▸ GIVEN PASSAGE
####

16.3. Notwithstanding anything to the contrary, for international orders (being orders which are sent outside of the European Union), W&B may in its sole discretion, deduct an amount equal to the assumed value added tax (or other applicable taxes, duties and fees including any export or import taxes) included in the Price where it deems appropriate and will notify the Seller of this in the Statement and provide details of the associated export

16.4. Notwithstanding anything to the contrary, for online sales to customers located in the United States, W&B shall collect sales tax on all orders where W&B deems it appropriate to do so. 

16.5. If at any time W&B is required to make any payment of or on account of tax on or in relation to any sum received or receivable under these Terms and Conditions (such as but not limited to any sales tax), or if any liability in respect of any such payment is asserted, imposed, levied or assessed against W&B, the Seller shall indemnify W&B against any loss or liability suffered as a result of such payment or liability, together with any associated interest, penalties, costs and expenses.

17. INTELLECTUAL PROPERTY

17.1. W&B acknowledges that the Intellectual Property rights used on or in relation to the Website Product(s) are (with the exception of the Intellectual Property rights in relation to the Product Photographs which are W&B’s property), the Seller’s property and W&B is only permitted to use the Intellectual Property for the purposes of these Terms and Conditions.

17.2. The Seller hereby grants to W&B a non-exclusive licence to use the Intellectual Property rights and the Seller’s Social Media Content for the purposes of marketing and selling the Website Product(s) under the provisions of these Terms and Conditions.

17.3. The Seller hereby grants W&B a non-exclusive licence to use the Intellectual Property rights in W&B’s advertising including the use of the Seller’s branding and trademark as keywords in relation to Google Ads.

17.4. The Seller acknowledges that it is not permitted to use any Intellectual Property rights which belong to W&B and shall indemnify W&B against all Losses arising out of any action or claim that arises due to any breach by the Seller of this clause.

18. CONFIDENTIALITY

18.1. Each party undertakes to the other that it shall not at any time copy, use or disclose to any person any Confidential Information, except as permitted by these Terms and Conditions.

18.2. A party may disclose Confidential Information: (i) to the employees, officers, representatives or advisers of that party who need to know such information for the purposes of carrying out its obligations under these Terms and Conditions but shall ensure that the employees, officers, representatives or advisers to whom the Confidential Information is disclosed comply with this clause; and (ii) as may be required by law, court order or any governmental or regulatory authority.

18.3. No party shall use the Confidential Information for any purpose other than to perform its obligations under these Terms and Conditions.

19. LIMITATION OF LIABILITY

19.1. Nothing in these Terms and Conditions limits any liability which cannot be limited, including liability for fraud, death or personal injury caused by negligence, and fraud or fraudulent misrepresentation. Neither party shall be liable to the other, whether in contract, tort (including negligence), breach of statutory duty, or otherwise, arising under or in connection with these Terms and Conditions for any indirect or consequential loss.

####

▸ SOURCE EXCERPT
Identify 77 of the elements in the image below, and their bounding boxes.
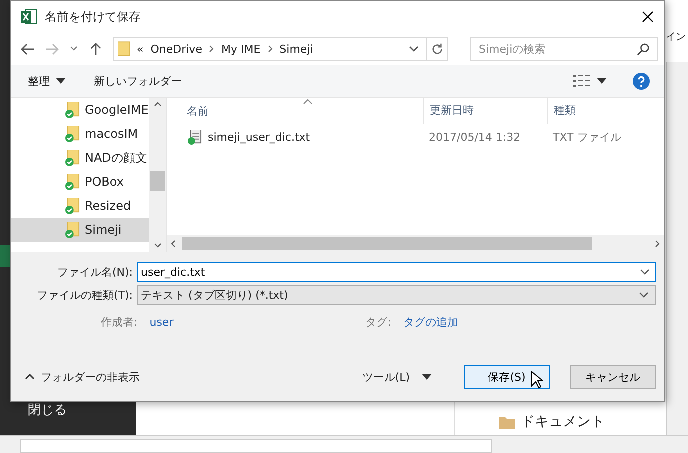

####

▸ OBJECTIVES
[1] In the seller terms, who owns the Intellectual Property rights in the Product Photographs?
[2] Pick up the seller terms after their final sentence and write the next part.

▸ RESPONSES BY TASK
[1] W&B owns them.

[2]
19.2. Subject to the provisions of this clause, W&B’s aggregate liability to the Seller shall not exceed £1,000. Such total liability includes liability in contract, tort (including negligence), breach of statutory duty, or otherwise, arising under or in connection with these Terms & Conditions.

20. GENERAL

20.1. All notices served by either party pursuant to the provisions of these Terms and Conditions shall be in writing, and shall be sufficiently served if delivered by hand, or sent by recorded delivery to the address of W&B or Seller specified in these Terms and Conditions or if sent by W&B to the Seller’s email address or by the Seller to W&B’s Email Address.

20.2. W&B shall be entitled to amend these Terms and Conditions, the Fees or all or any of them from time to time by posting such amended versions of them on the Designer Dashboard. W&B will advise the Seller of any changes to these Terms and Conditions by email or by a notification on the Website at least 30 days prior to posting an amended version on the Website unless such changes are required to meet regulatory obligations or to address an unforeseen and imminent concern (such as fraud or a data breach), in which case no prior notice is required. If the Seller does not agree to the changes made to the Terms and Conditions, then it shall have the right to cancel its agreement with W&B prior to the end of the 30 day notice period and stop receiving the Services. It should do so in writing to W&B’s Email Address. The Sellers’s continued use of any of the Services, the Website and/or the Designer Dashboard, after the date the changes have come into effect will constitute its acceptance of the amended Terms.

20.3. No failure or delay by W&B to exercise any right or remedy provided under these Terms and Conditions or by law shall constitute a waiver of that or any other right or remedy, nor shall it prevent or restrict the further exercise of that or any other right or remedy. No single or partial exercise of such right or remedy shall prevent or restrict the further exercise of that or any other right or remedy.

20.4. If any of the provisions of these Terms and Conditions are determined by any competent authority to be invalid, unlawful or unenforceable to any extent, such terms, condition or provision will to the extent be severed from the remaining terms, condition and provisions which will continue to be valid to the fullest extent permitted by law.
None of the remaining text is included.